The problem:
Find the lines that hold the word "JSON" and return them.

Dataset records:

================================

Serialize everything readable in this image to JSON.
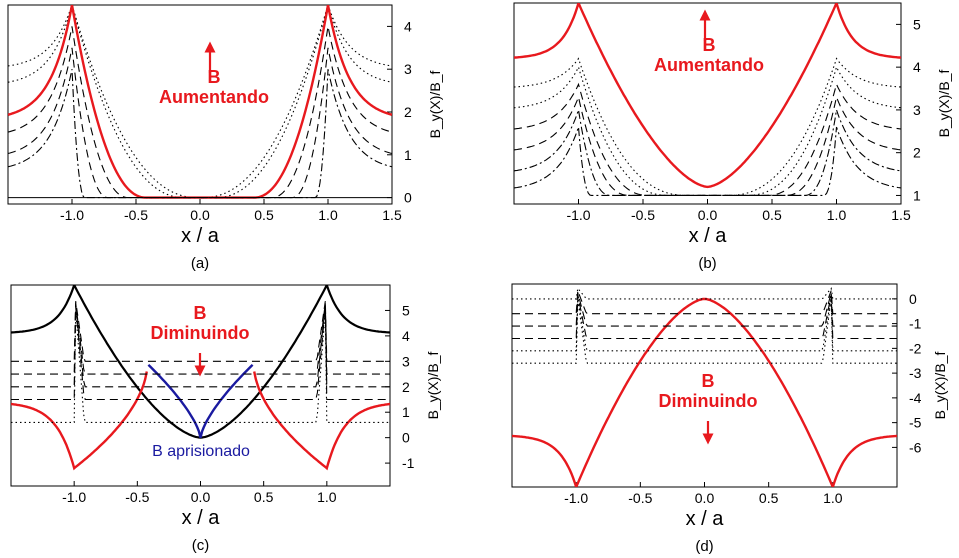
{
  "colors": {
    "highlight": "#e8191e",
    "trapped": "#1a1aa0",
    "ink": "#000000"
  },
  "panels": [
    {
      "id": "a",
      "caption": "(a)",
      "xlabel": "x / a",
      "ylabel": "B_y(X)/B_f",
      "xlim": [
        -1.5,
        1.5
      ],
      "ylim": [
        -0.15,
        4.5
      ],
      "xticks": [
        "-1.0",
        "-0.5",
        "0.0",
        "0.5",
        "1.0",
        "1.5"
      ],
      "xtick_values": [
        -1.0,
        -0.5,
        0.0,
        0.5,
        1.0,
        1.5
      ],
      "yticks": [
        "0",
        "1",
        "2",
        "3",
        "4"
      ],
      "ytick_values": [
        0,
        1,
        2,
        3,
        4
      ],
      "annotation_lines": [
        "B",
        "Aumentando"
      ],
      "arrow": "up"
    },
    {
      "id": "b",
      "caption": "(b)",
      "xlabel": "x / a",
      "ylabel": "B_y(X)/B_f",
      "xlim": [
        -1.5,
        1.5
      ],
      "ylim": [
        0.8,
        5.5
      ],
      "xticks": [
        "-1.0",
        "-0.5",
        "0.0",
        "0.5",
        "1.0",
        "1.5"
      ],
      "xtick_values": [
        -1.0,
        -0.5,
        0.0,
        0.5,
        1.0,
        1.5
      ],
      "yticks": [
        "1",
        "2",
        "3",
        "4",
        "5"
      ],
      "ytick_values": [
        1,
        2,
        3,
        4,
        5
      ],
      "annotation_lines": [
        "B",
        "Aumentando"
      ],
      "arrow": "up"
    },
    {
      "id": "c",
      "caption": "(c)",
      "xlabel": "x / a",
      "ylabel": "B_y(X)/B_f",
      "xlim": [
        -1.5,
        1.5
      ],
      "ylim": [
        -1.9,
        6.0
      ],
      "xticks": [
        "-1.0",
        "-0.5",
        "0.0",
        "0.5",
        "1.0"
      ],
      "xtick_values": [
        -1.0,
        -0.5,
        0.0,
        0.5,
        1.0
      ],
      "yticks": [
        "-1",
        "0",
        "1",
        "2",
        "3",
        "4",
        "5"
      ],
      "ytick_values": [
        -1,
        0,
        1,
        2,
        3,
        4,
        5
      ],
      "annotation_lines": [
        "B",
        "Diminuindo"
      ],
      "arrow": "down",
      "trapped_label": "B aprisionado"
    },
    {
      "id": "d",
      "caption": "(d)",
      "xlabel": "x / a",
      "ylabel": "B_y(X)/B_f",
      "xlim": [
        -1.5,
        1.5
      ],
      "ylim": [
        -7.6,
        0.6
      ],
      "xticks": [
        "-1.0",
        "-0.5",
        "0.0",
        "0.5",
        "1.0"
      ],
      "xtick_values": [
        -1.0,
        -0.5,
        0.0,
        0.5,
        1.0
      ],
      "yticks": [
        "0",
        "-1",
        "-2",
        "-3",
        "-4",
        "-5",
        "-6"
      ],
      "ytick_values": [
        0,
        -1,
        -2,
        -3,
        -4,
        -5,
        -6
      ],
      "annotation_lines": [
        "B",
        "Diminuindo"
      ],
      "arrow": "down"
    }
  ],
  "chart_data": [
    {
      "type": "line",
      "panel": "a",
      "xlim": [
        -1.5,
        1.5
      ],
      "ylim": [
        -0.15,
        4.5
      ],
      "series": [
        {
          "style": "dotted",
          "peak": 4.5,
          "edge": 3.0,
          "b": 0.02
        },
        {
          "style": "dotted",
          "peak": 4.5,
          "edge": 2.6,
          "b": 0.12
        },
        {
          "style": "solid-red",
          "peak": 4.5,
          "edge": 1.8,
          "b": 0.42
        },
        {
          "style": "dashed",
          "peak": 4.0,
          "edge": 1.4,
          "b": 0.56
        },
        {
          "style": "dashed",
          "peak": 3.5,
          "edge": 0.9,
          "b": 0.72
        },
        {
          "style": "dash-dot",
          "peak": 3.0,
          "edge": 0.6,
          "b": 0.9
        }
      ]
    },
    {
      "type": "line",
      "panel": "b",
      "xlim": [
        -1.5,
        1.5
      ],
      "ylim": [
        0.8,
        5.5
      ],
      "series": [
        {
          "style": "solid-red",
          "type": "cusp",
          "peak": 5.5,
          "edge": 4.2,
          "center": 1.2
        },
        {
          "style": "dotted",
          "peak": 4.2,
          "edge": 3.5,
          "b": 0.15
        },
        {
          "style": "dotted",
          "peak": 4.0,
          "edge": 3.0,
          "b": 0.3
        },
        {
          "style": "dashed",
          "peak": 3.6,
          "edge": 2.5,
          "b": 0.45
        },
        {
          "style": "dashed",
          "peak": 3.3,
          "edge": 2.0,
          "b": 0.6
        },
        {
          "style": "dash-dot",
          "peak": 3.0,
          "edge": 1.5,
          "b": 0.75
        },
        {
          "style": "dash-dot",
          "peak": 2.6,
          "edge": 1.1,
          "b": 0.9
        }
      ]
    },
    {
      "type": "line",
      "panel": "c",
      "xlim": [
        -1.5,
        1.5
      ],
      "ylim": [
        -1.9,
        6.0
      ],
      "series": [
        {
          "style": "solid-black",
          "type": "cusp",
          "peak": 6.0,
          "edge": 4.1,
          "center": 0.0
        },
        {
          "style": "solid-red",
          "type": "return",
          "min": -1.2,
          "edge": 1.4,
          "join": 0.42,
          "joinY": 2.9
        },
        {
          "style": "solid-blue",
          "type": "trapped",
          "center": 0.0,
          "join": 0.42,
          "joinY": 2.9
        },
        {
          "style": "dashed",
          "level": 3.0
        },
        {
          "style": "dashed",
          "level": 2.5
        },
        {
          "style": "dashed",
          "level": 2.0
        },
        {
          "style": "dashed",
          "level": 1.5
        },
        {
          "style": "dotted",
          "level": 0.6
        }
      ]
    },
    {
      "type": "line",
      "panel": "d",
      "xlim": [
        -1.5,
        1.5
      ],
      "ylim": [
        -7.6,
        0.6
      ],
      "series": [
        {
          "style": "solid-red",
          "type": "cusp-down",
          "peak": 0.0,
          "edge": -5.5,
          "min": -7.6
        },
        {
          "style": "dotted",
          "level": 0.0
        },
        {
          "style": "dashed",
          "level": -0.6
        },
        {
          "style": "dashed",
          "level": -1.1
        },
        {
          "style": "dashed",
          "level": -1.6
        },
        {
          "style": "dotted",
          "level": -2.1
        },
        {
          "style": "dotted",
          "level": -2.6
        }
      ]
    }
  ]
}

================================

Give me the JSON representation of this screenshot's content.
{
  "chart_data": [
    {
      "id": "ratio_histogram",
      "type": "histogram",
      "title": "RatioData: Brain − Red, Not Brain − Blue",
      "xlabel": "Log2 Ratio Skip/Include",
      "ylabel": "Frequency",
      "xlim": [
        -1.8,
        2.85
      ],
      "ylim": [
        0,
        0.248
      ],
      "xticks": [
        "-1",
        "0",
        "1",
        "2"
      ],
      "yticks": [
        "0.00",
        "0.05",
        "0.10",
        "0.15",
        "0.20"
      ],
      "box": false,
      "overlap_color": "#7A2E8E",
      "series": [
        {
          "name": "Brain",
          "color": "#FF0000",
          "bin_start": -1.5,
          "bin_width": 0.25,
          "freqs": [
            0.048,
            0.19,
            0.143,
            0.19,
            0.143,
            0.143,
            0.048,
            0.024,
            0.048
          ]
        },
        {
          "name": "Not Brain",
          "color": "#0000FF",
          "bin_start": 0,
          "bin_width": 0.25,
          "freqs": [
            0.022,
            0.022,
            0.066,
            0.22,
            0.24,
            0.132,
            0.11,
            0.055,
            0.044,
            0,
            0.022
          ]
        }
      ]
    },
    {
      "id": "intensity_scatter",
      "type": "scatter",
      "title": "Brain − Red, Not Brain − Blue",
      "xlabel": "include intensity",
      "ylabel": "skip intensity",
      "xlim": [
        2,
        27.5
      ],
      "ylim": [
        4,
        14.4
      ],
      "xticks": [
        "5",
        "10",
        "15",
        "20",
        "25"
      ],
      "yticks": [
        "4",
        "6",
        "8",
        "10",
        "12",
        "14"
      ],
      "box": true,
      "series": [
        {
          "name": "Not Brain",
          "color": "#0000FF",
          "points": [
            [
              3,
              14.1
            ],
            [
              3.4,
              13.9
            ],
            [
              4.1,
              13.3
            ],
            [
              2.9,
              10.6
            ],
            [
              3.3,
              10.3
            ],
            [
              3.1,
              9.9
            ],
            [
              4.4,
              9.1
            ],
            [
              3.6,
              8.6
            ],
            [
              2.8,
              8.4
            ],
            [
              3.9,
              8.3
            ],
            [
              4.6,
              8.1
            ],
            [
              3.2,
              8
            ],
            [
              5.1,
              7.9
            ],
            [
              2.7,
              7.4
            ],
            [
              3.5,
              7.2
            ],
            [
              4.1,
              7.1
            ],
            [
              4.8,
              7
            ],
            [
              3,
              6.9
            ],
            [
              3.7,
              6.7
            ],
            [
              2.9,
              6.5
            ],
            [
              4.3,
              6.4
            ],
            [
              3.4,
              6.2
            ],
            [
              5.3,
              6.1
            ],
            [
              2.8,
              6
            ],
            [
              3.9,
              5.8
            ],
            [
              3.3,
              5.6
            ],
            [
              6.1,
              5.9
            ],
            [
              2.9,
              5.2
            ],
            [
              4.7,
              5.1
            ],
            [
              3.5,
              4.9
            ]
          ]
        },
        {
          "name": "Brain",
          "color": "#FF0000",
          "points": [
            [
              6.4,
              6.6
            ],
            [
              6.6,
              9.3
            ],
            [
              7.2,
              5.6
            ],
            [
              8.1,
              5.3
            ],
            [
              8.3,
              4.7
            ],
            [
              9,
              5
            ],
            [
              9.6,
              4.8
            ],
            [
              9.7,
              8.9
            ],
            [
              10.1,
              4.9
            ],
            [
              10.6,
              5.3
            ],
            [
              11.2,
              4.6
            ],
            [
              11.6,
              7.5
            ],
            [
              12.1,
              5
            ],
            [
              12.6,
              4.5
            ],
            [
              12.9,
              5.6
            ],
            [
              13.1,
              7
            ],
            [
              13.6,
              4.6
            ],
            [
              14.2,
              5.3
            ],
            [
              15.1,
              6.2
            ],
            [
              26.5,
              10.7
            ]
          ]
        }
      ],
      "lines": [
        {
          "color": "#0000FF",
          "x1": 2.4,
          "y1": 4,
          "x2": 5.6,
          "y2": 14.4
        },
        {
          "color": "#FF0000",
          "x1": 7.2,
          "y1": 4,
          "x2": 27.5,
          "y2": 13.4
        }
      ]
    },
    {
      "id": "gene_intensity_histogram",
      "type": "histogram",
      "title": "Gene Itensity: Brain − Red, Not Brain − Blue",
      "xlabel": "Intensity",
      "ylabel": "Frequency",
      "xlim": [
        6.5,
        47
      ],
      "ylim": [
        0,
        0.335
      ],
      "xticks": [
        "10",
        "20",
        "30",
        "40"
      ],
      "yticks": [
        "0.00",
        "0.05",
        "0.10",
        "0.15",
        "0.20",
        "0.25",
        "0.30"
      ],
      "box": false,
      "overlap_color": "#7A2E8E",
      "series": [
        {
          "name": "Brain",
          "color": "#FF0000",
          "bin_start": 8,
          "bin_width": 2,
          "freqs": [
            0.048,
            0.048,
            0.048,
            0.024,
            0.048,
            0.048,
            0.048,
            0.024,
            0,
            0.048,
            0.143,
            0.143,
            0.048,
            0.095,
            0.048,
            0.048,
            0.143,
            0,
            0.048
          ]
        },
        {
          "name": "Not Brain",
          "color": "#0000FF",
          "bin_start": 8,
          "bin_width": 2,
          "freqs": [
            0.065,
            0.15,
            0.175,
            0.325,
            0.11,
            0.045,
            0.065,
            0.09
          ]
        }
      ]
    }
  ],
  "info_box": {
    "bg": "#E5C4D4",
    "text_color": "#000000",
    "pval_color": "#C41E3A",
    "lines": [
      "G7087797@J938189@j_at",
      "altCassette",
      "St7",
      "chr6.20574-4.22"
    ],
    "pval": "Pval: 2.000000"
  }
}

================================

Written solution:
Serialize everything readable in this image to JSON.
Give me the JSON representation of this screenshot's content.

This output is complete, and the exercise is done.